» **Set exercise**:
Write out the entries, please, from the line containing "Read all visible content and emit it as JSON." through their final line, exactly and with nothing else.

- - -

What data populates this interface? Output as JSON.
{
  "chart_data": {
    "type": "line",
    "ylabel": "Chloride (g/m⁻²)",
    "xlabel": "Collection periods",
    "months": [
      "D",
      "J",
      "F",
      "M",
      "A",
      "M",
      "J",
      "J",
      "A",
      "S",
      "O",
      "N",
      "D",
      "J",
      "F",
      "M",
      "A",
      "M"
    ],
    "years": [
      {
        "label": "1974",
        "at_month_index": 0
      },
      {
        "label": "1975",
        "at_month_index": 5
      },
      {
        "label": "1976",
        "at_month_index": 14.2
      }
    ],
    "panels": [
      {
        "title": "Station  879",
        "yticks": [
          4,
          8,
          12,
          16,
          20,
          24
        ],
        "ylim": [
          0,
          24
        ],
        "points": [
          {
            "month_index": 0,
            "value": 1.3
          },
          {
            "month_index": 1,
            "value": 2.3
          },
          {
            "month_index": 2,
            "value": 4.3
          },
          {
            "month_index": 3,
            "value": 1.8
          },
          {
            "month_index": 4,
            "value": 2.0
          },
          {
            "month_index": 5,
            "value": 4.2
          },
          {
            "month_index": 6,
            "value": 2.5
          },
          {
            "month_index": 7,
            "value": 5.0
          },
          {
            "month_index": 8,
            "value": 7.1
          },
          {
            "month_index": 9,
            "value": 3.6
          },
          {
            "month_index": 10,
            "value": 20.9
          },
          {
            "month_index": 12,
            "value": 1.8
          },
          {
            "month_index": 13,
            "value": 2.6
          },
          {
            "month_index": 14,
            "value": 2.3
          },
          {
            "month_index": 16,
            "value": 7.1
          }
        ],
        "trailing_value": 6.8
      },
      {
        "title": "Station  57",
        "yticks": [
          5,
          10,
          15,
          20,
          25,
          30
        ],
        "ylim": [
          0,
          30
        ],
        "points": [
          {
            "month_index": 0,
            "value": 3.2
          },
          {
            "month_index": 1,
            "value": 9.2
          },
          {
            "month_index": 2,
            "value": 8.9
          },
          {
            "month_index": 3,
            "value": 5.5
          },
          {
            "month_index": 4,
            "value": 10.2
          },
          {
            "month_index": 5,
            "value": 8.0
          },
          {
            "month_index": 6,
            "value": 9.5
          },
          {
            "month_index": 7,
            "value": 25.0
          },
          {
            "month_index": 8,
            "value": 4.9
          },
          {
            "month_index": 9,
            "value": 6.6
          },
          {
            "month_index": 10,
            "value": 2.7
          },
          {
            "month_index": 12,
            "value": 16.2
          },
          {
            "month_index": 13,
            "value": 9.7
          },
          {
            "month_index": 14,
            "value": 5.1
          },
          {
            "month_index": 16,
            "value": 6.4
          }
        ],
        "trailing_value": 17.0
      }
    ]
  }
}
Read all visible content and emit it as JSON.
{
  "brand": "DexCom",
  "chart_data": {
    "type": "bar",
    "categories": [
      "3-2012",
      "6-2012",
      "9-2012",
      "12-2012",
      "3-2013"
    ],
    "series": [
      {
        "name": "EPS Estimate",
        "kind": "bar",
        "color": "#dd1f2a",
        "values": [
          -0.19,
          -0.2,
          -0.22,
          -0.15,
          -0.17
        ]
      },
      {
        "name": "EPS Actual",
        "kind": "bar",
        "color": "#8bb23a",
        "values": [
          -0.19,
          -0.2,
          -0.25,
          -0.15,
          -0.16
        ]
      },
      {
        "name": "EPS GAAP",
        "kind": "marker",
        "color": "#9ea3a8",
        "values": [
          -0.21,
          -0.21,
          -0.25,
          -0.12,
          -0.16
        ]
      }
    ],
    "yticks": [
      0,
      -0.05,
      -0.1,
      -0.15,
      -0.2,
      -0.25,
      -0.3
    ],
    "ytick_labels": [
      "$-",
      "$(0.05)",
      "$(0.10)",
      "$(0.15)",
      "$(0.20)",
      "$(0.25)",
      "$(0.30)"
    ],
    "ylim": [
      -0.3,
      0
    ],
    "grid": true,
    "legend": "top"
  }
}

- - -

» **The completed task**:
Read all visible content and emit it as JSON.
{
  "brand": "DexCom",
  "chart_data": {
    "type": "bar",
    "categories": [
      "3-2012",
      "6-2012",
      "9-2012",
      "12-2012",
      "3-2013"
    ],
    "series": [
      {
        "name": "EPS Estimate",
        "kind": "bar",
        "color": "#dd1f2a",
        "values": [
          -0.19,
          -0.2,
          -0.22,
          -0.15,
          -0.17
        ]
      },
      {
        "name": "EPS Actual",
        "kind": "bar",
        "color": "#8bb23a",
        "values": [
          -0.19,
          -0.2,
          -0.25,
          -0.15,
          -0.16
        ]
      },
      {
        "name": "EPS GAAP",
        "kind": "marker",
        "color": "#9ea3a8",
        "values": [
          -0.21,
          -0.21,
          -0.25,
          -0.12,
          -0.16
        ]
      }
    ],
    "yticks": [
      0,
      -0.05,
      -0.1,
      -0.15,
      -0.2,
      -0.25,
      -0.3
    ],
    "ytick_labels": [
      "$-",
      "$(0.05)",
      "$(0.10)",
      "$(0.15)",
      "$(0.20)",
      "$(0.25)",
      "$(0.30)"
    ],
    "ylim": [
      -0.3,
      0
    ],
    "grid": true,
    "legend": "top"
  }
}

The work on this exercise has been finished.